Task objective:
Reproduce the full listing that appears beneath this instruction exactly.

Data for processing:
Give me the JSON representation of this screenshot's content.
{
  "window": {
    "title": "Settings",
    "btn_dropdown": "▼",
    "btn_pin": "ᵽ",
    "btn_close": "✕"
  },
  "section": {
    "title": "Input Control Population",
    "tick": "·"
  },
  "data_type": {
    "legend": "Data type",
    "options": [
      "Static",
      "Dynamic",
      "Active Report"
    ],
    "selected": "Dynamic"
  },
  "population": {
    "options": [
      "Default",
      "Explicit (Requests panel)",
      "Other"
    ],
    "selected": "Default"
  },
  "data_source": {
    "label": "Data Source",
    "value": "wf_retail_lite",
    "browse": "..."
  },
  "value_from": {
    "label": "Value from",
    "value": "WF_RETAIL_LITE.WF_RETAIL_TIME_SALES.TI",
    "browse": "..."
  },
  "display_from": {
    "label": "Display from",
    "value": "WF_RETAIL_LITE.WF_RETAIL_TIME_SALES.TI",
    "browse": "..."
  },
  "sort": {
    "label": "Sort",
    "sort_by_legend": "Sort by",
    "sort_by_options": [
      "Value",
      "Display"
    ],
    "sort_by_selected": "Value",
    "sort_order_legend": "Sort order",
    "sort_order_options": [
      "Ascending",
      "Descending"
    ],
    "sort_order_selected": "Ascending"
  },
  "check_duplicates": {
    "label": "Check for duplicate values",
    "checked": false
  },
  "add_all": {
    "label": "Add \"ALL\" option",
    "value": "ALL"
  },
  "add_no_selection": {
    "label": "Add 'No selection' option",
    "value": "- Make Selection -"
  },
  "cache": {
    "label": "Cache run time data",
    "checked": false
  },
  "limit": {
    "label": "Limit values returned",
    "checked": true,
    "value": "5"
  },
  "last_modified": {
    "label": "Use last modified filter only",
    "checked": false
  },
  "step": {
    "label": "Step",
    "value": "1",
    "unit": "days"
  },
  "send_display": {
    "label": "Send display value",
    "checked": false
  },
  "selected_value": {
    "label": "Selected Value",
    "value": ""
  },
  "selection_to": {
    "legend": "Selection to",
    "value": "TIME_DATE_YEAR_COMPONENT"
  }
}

Correct output:
Give me the JSON representation of this screenshot's content.
{
  "window": {
    "title": "Settings",
    "btn_dropdown": "▼",
    "btn_pin": "ᵽ",
    "btn_close": "✕"
  },
  "section": {
    "title": "Input Control Population",
    "tick": "·"
  },
  "data_type": {
    "legend": "Data type",
    "options": [
      "Static",
      "Dynamic",
      "Active Report"
    ],
    "selected": "Dynamic"
  },
  "population": {
    "options": [
      "Default",
      "Explicit (Requests panel)",
      "Other"
    ],
    "selected": "Default"
  },
  "data_source": {
    "label": "Data Source",
    "value": "wf_retail_lite",
    "browse": "..."
  },
  "value_from": {
    "label": "Value from",
    "value": "WF_RETAIL_LITE.WF_RETAIL_TIME_SALES.TI",
    "browse": "..."
  },
  "display_from": {
    "label": "Display from",
    "value": "WF_RETAIL_LITE.WF_RETAIL_TIME_SALES.TI",
    "browse": "..."
  },
  "sort": {
    "label": "Sort",
    "sort_by_legend": "Sort by",
    "sort_by_options": [
      "Value",
      "Display"
    ],
    "sort_by_selected": "Value",
    "sort_order_legend": "Sort order",
    "sort_order_options": [
      "Ascending",
      "Descending"
    ],
    "sort_order_selected": "Ascending"
  },
  "check_duplicates": {
    "label": "Check for duplicate values",
    "checked": false
  },
  "add_all": {
    "label": "Add \"ALL\" option",
    "value": "ALL"
  },
  "add_no_selection": {
    "label": "Add 'No selection' option",
    "value": "- Make Selection -"
  },
  "cache": {
    "label": "Cache run time data",
    "checked": false
  },
  "limit": {
    "label": "Limit values returned",
    "checked": true,
    "value": "5"
  },
  "last_modified": {
    "label": "Use last modified filter only",
    "checked": false
  },
  "step": {
    "label": "Step",
    "value": "1",
    "unit": "days"
  },
  "send_display": {
    "label": "Send display value",
    "checked": false
  },
  "selected_value": {
    "label": "Selected Value",
    "value": ""
  },
  "selection_to": {
    "legend": "Selection to",
    "value": "TIME_DATE_YEAR_COMPONENT"
  }
}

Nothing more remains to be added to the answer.